**EXERCISE DETAILS**
Bring together all lines of the material below that contain the string "more".

**DATA ROWS**
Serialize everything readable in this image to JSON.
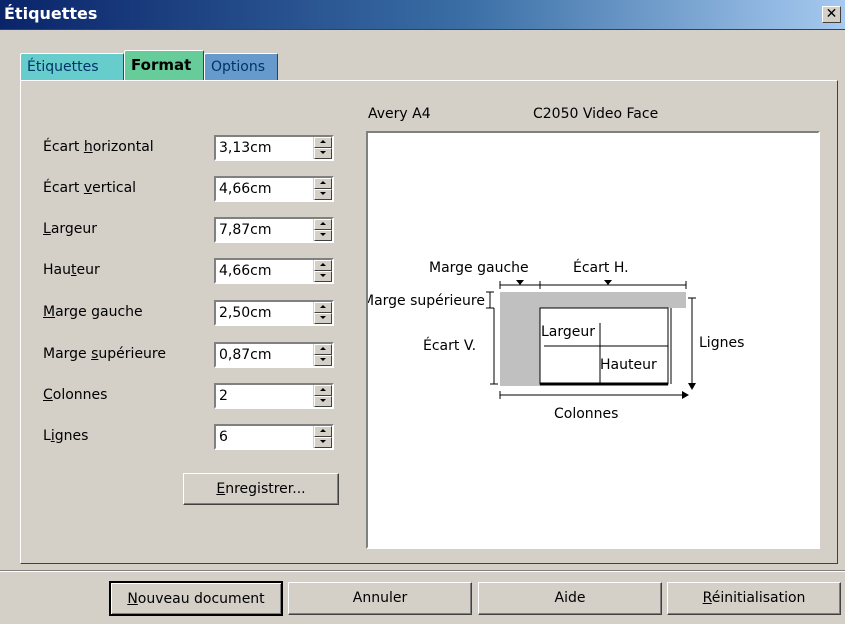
{
  "window": {
    "title": "Étiquettes",
    "close_icon": "✕"
  },
  "tabs": [
    {
      "label": "Étiquettes",
      "color": "#66cccc"
    },
    {
      "label": "Format",
      "color": "#66cc99",
      "active": true
    },
    {
      "label": "Options",
      "color": "#6699cc"
    }
  ],
  "fields": [
    {
      "label": "Écart horizontal",
      "value": "3,13cm"
    },
    {
      "label": "Écart vertical",
      "value": "4,66cm"
    },
    {
      "label": "Largeur",
      "value": "7,87cm"
    },
    {
      "label": "Hauteur",
      "value": "4,66cm"
    },
    {
      "label": "Marge gauche",
      "value": "2,50cm"
    },
    {
      "label": "Marge supérieure",
      "value": "0,87cm"
    },
    {
      "label": "Colonnes",
      "value": "2"
    },
    {
      "label": "Lignes",
      "value": "6"
    }
  ],
  "save_button": "Enregistrer...",
  "preview": {
    "brand": "Avery A4",
    "type": "C2050 Video Face",
    "labels": {
      "marge_gauche": "Marge gauche",
      "ecart_h": "Écart H.",
      "marge_superieure": "Marge supérieure",
      "ecart_v": "Écart V.",
      "largeur": "Largeur",
      "hauteur": "Hauteur",
      "lignes": "Lignes",
      "colonnes": "Colonnes"
    }
  },
  "footer": {
    "new_document": "Nouveau document",
    "cancel": "Annuler",
    "help": "Aide",
    "reset": "Réinitialisation"
  }
}
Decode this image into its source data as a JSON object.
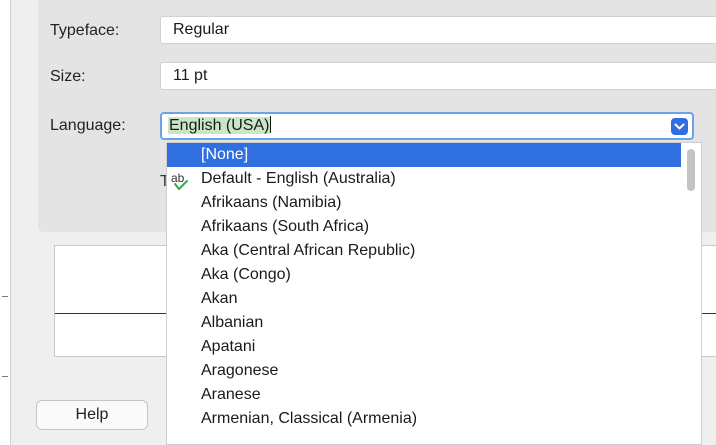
{
  "form": {
    "typeface_label": "Typeface:",
    "typeface_value": "Regular",
    "size_label": "Size:",
    "size_value": "11 pt",
    "language_label": "Language:",
    "language_value": "English (USA)",
    "partially_hidden_char": "T"
  },
  "dropdown": {
    "items": [
      "[None]",
      "Default - English (Australia)",
      "Afrikaans (Namibia)",
      "Afrikaans (South Africa)",
      "Aka (Central African Republic)",
      "Aka (Congo)",
      "Akan",
      "Albanian",
      "Apatani",
      "Aragonese",
      "Aranese",
      "Armenian, Classical (Armenia)"
    ],
    "selected_index": 0,
    "spell_icon_text": "ab"
  },
  "buttons": {
    "help_label": "Help"
  },
  "colors": {
    "accent": "#2f6fe0",
    "selection_green": "#c9e6c6",
    "spell_check": "#3aa55a"
  },
  "icons": {
    "dropdown": "chevron-down-icon",
    "spell": "spellcheck-icon"
  }
}
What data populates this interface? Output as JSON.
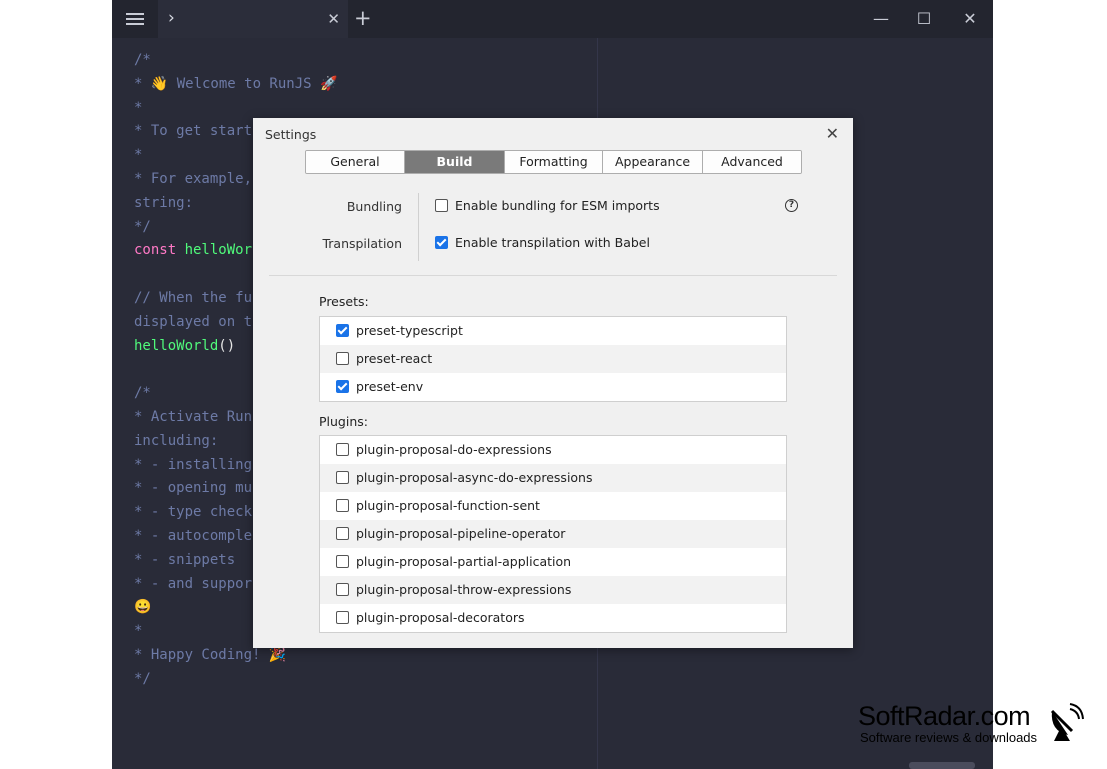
{
  "tab": {
    "chevron": "›",
    "close": "✕"
  },
  "titlebar": {
    "add": "+",
    "minimize": "—",
    "maximize": "☐",
    "close": "✕"
  },
  "editor": {
    "lines": [
      [
        [
          "c",
          "/*"
        ]
      ],
      [
        [
          "c",
          "* 👋 Welcome to RunJS 🚀"
        ]
      ],
      [
        [
          "c",
          "*"
        ]
      ],
      [
        [
          "c",
          "* To get start"
        ]
      ],
      [
        [
          "c",
          "*"
        ]
      ],
      [
        [
          "c",
          "* For example,"
        ]
      ],
      [
        [
          "c",
          "string:"
        ]
      ],
      [
        [
          "c",
          "*/"
        ]
      ],
      [
        [
          "k",
          "const "
        ],
        [
          "f",
          "helloWor"
        ]
      ],
      [
        [
          "c",
          ""
        ]
      ],
      [
        [
          "c",
          "// When the fu"
        ]
      ],
      [
        [
          "c",
          "displayed on t"
        ]
      ],
      [
        [
          "f",
          "helloWorld"
        ],
        [
          "p",
          "()"
        ]
      ],
      [
        [
          "c",
          ""
        ]
      ],
      [
        [
          "c",
          "/*"
        ]
      ],
      [
        [
          "c",
          "* Activate Run"
        ]
      ],
      [
        [
          "c",
          "including:"
        ]
      ],
      [
        [
          "c",
          "* - installing"
        ]
      ],
      [
        [
          "c",
          "* - opening mu"
        ]
      ],
      [
        [
          "c",
          "* - type check"
        ]
      ],
      [
        [
          "c",
          "* - autocomple"
        ]
      ],
      [
        [
          "c",
          "* - snippets"
        ]
      ],
      [
        [
          "c",
          "* - and suppor"
        ]
      ],
      [
        [
          "c",
          "😀"
        ]
      ],
      [
        [
          "c",
          "*"
        ]
      ],
      [
        [
          "c",
          "* Happy Coding! 🎉"
        ]
      ],
      [
        [
          "c",
          "*/"
        ]
      ]
    ]
  },
  "settings": {
    "title": "Settings",
    "close": "✕",
    "tabs": [
      "General",
      "Build",
      "Formatting",
      "Appearance",
      "Advanced"
    ],
    "active_tab": "Build",
    "bundling_label": "Bundling",
    "bundling_option": "Enable bundling for ESM imports",
    "bundling_checked": false,
    "help": "?",
    "transpilation_label": "Transpilation",
    "transpilation_option": "Enable transpilation with Babel",
    "transpilation_checked": true,
    "presets_label": "Presets:",
    "presets": [
      {
        "label": "preset-typescript",
        "checked": true
      },
      {
        "label": "preset-react",
        "checked": false
      },
      {
        "label": "preset-env",
        "checked": true
      }
    ],
    "plugins_label": "Plugins:",
    "plugins": [
      {
        "label": "plugin-proposal-do-expressions",
        "checked": false
      },
      {
        "label": "plugin-proposal-async-do-expressions",
        "checked": false
      },
      {
        "label": "plugin-proposal-function-sent",
        "checked": false
      },
      {
        "label": "plugin-proposal-pipeline-operator",
        "checked": false
      },
      {
        "label": "plugin-proposal-partial-application",
        "checked": false
      },
      {
        "label": "plugin-proposal-throw-expressions",
        "checked": false
      },
      {
        "label": "plugin-proposal-decorators",
        "checked": false
      }
    ]
  },
  "watermark": {
    "name": "SoftRadar.com",
    "tagline": "Software reviews & downloads"
  }
}
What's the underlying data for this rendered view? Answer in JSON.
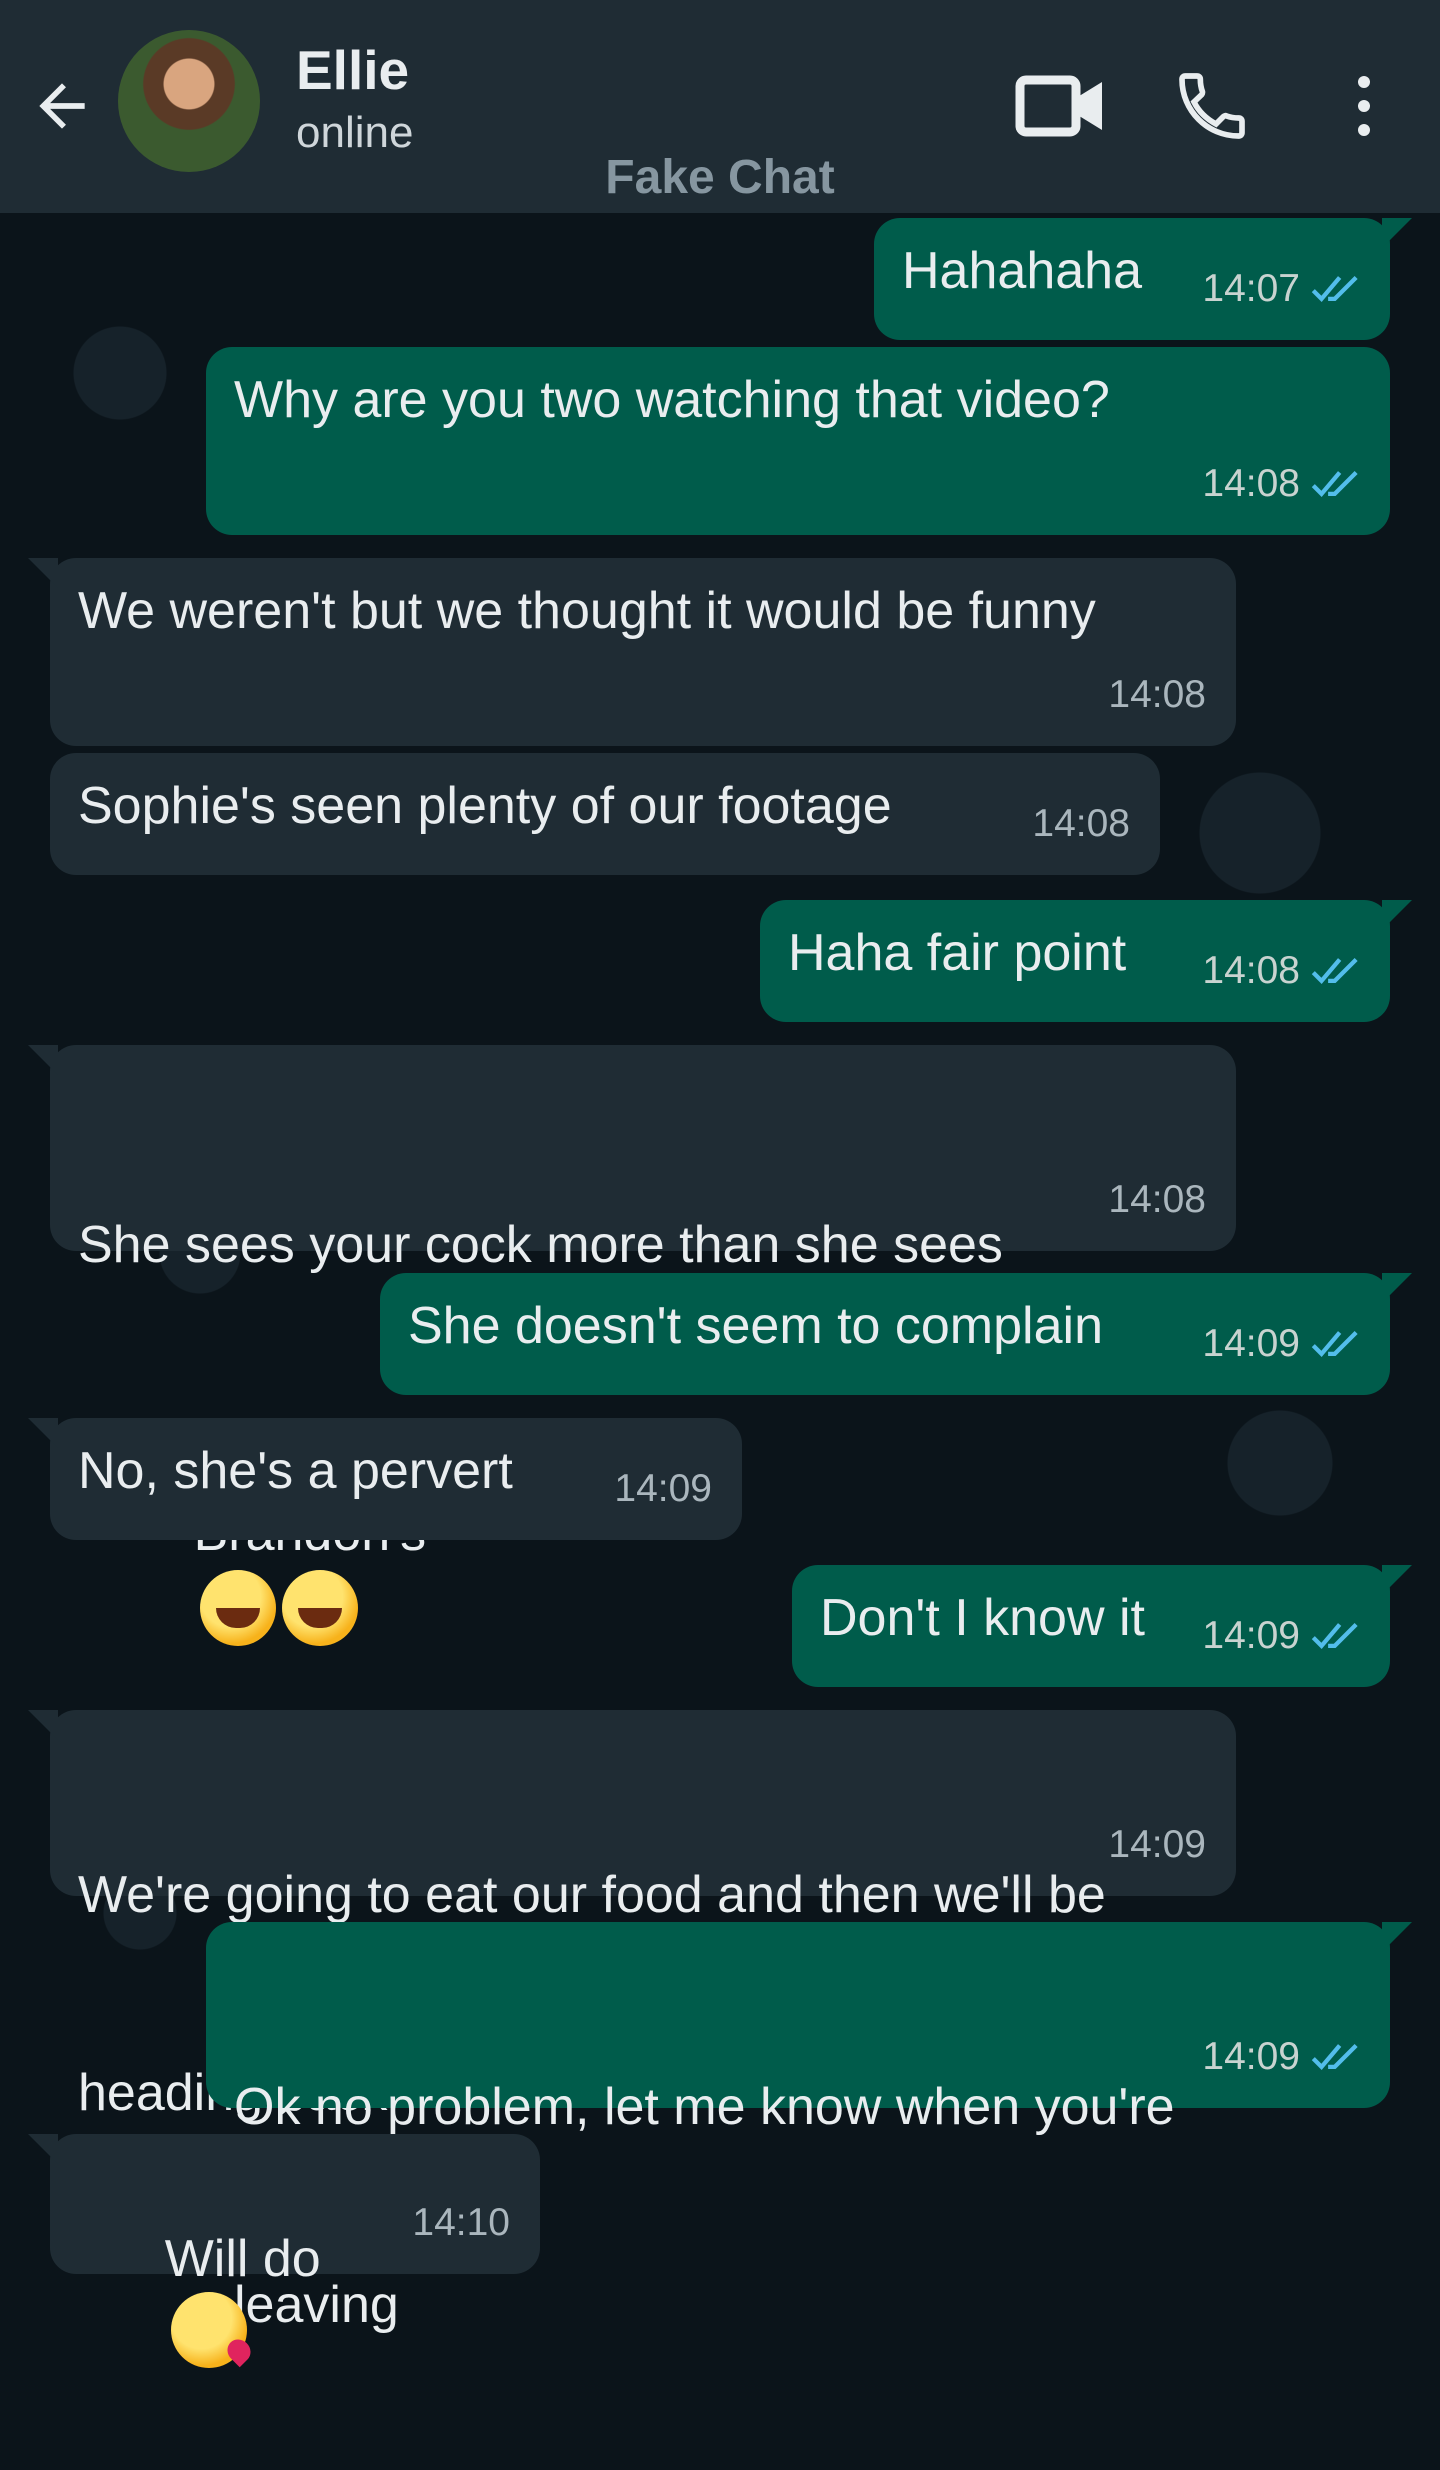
{
  "header": {
    "contact_name": "Ellie",
    "status": "online",
    "watermark": "Fake Chat",
    "icons": [
      "back-arrow-icon",
      "video-call-icon",
      "phone-call-icon",
      "more-options-icon"
    ]
  },
  "messages": [
    {
      "direction": "out",
      "text": "Hahahaha",
      "time": "14:07",
      "read": true
    },
    {
      "direction": "out",
      "text": "Why are you two watching that video?",
      "time": "14:08",
      "read": true
    },
    {
      "direction": "in",
      "text": "We weren't but we thought it would be funny",
      "time": "14:08"
    },
    {
      "direction": "in",
      "text": "Sophie's seen plenty of our footage",
      "time": "14:08"
    },
    {
      "direction": "out",
      "text": "Haha fair point",
      "time": "14:08",
      "read": true
    },
    {
      "direction": "in",
      "text_line1": "She sees your cock more than she sees",
      "text_line2": "Brandon's",
      "emoji": "rolling-on-floor-laughing x2",
      "time": "14:08"
    },
    {
      "direction": "out",
      "text": "She doesn't seem to complain",
      "time": "14:09",
      "read": true
    },
    {
      "direction": "in",
      "text": "No, she's a pervert",
      "time": "14:09"
    },
    {
      "direction": "out",
      "text": "Don't I know it",
      "time": "14:09",
      "read": true
    },
    {
      "direction": "in",
      "text_line1": "We're going to eat our food and then we'll be",
      "text_line2": "heading back",
      "time": "14:09"
    },
    {
      "direction": "out",
      "text_line1": "Ok no problem, let me know when you're",
      "text_line2": "leaving",
      "time": "14:09",
      "read": true
    },
    {
      "direction": "in",
      "text": "Will do",
      "emoji": "face-blowing-a-kiss",
      "time": "14:10"
    }
  ],
  "colors": {
    "header_bg": "#1f2c34",
    "chat_bg": "#0b141a",
    "outgoing_bubble": "#005c4b",
    "incoming_bubble": "#1f2c34",
    "read_ticks": "#53bdeb"
  }
}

**RESPONSE TO THE EXERCISE**
      "more-options-icon"
      "text_line1": "She sees your cock more than she sees",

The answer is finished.